» **Data extract**
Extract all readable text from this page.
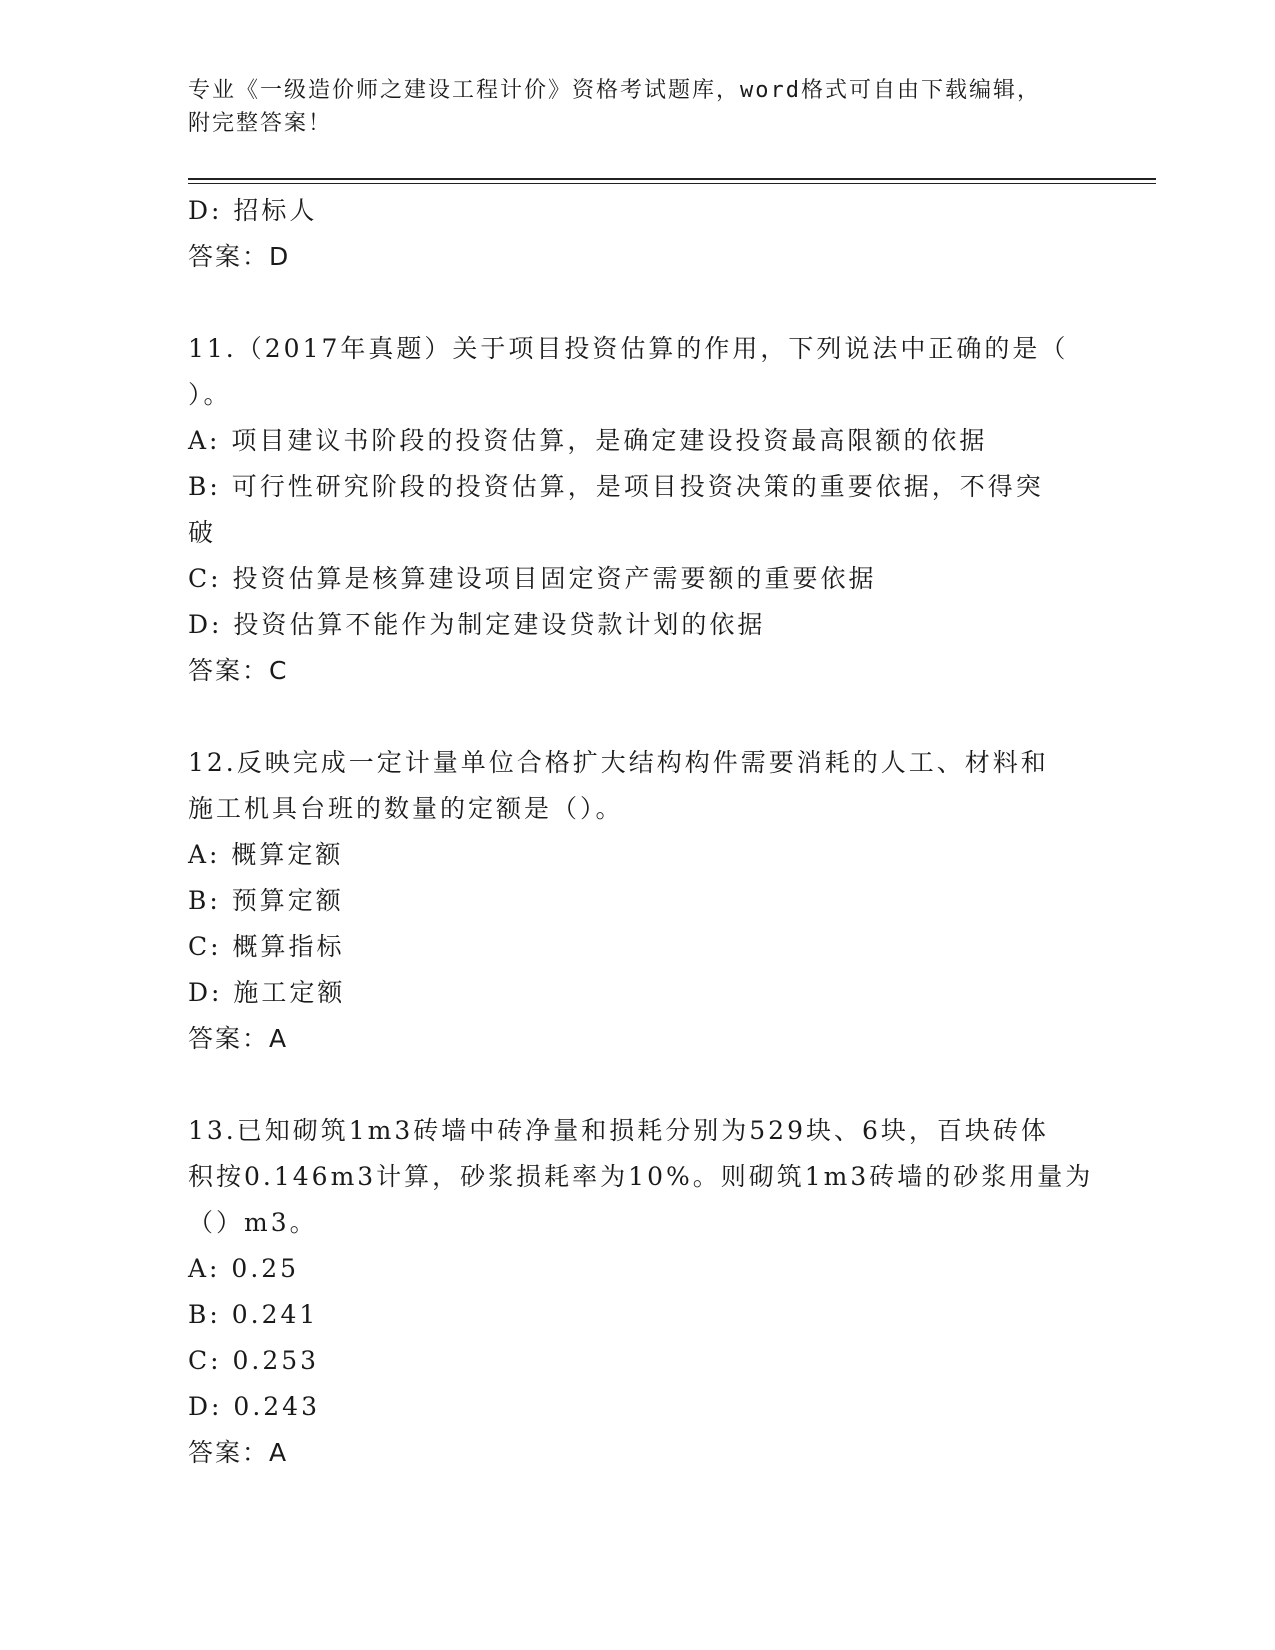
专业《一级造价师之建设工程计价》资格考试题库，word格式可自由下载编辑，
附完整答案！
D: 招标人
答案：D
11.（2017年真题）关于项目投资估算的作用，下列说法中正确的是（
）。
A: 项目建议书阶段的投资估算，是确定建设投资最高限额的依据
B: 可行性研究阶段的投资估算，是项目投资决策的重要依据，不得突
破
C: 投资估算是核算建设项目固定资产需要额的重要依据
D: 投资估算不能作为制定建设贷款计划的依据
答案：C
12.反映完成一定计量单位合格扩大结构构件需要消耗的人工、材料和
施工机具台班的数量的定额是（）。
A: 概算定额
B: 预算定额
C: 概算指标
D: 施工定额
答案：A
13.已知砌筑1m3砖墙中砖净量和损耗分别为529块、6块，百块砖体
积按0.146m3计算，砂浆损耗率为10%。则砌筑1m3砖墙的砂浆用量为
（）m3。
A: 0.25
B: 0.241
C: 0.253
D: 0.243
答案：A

» **What the task requires**
Go through the material above and print all of it exactly, except the pictures.

» **Correct output**
Extract all readable text from this page.
专业《一级造价师之建设工程计价》资格考试题库，word格式可自由下载编辑，
附完整答案！
D: 招标人
答案：D
11.（2017年真题）关于项目投资估算的作用，下列说法中正确的是（
）。
A: 项目建议书阶段的投资估算，是确定建设投资最高限额的依据
B: 可行性研究阶段的投资估算，是项目投资决策的重要依据，不得突
破
C: 投资估算是核算建设项目固定资产需要额的重要依据
D: 投资估算不能作为制定建设贷款计划的依据
答案：C
12.反映完成一定计量单位合格扩大结构构件需要消耗的人工、材料和
施工机具台班的数量的定额是（）。
A: 概算定额
B: 预算定额
C: 概算指标
D: 施工定额
答案：A
13.已知砌筑1m3砖墙中砖净量和损耗分别为529块、6块，百块砖体
积按0.146m3计算，砂浆损耗率为10%。则砌筑1m3砖墙的砂浆用量为
（）m3。
A: 0.25
B: 0.241
C: 0.253
D: 0.243
答案：A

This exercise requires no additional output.